__EXERCISE DIRECTIONS__: Reproduce all the lines exactly as they stand, apart from the pictures.

* BEGIN EXCERPTED DATA *

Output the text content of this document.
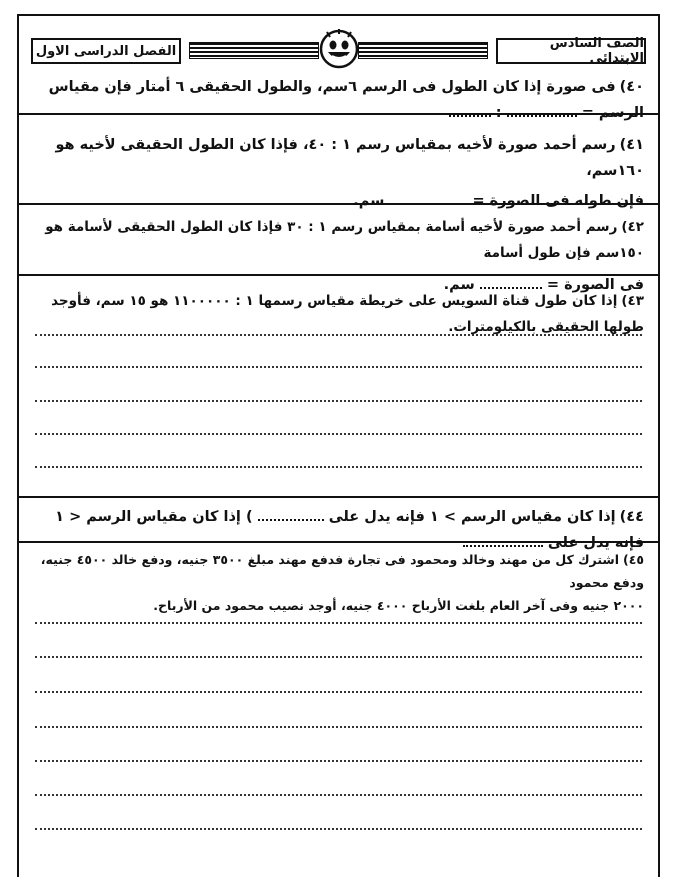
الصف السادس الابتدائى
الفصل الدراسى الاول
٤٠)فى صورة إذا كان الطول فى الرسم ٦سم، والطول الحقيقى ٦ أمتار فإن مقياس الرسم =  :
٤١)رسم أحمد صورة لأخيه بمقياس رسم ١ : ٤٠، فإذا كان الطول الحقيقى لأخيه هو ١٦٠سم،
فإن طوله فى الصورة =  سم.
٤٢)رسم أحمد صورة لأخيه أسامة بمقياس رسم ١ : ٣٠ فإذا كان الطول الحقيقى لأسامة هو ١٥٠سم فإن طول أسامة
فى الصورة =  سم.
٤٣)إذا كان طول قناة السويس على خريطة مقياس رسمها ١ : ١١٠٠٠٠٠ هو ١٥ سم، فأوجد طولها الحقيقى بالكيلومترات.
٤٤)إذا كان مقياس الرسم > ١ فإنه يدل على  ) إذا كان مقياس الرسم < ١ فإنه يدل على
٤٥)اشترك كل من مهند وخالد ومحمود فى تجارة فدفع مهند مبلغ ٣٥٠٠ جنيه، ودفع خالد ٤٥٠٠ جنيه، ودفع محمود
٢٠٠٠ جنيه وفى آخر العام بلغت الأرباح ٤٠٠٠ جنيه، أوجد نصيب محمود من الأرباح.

* END EXCERPTED DATA *

__FINAL RESULT__:
Output the text content of this document.
الصف السادس الابتدائى
الفصل الدراسى الاول
٤٠)فى صورة إذا كان الطول فى الرسم ٦سم، والطول الحقيقى ٦ أمتار فإن مقياس الرسم =  :
٤١)رسم أحمد صورة لأخيه بمقياس رسم ١ : ٤٠، فإذا كان الطول الحقيقى لأخيه هو ١٦٠سم،
فإن طوله فى الصورة =  سم.
٤٢)رسم أحمد صورة لأخيه أسامة بمقياس رسم ١ : ٣٠ فإذا كان الطول الحقيقى لأسامة هو ١٥٠سم فإن طول أسامة
فى الصورة =  سم.
٤٣)إذا كان طول قناة السويس على خريطة مقياس رسمها ١ : ١١٠٠٠٠٠ هو ١٥ سم، فأوجد طولها الحقيقى بالكيلومترات.
٤٤)إذا كان مقياس الرسم > ١ فإنه يدل على  ) إذا كان مقياس الرسم < ١ فإنه يدل على
٤٥)اشترك كل من مهند وخالد ومحمود فى تجارة فدفع مهند مبلغ ٣٥٠٠ جنيه، ودفع خالد ٤٥٠٠ جنيه، ودفع محمود
٢٠٠٠ جنيه وفى آخر العام بلغت الأرباح ٤٠٠٠ جنيه، أوجد نصيب محمود من الأرباح.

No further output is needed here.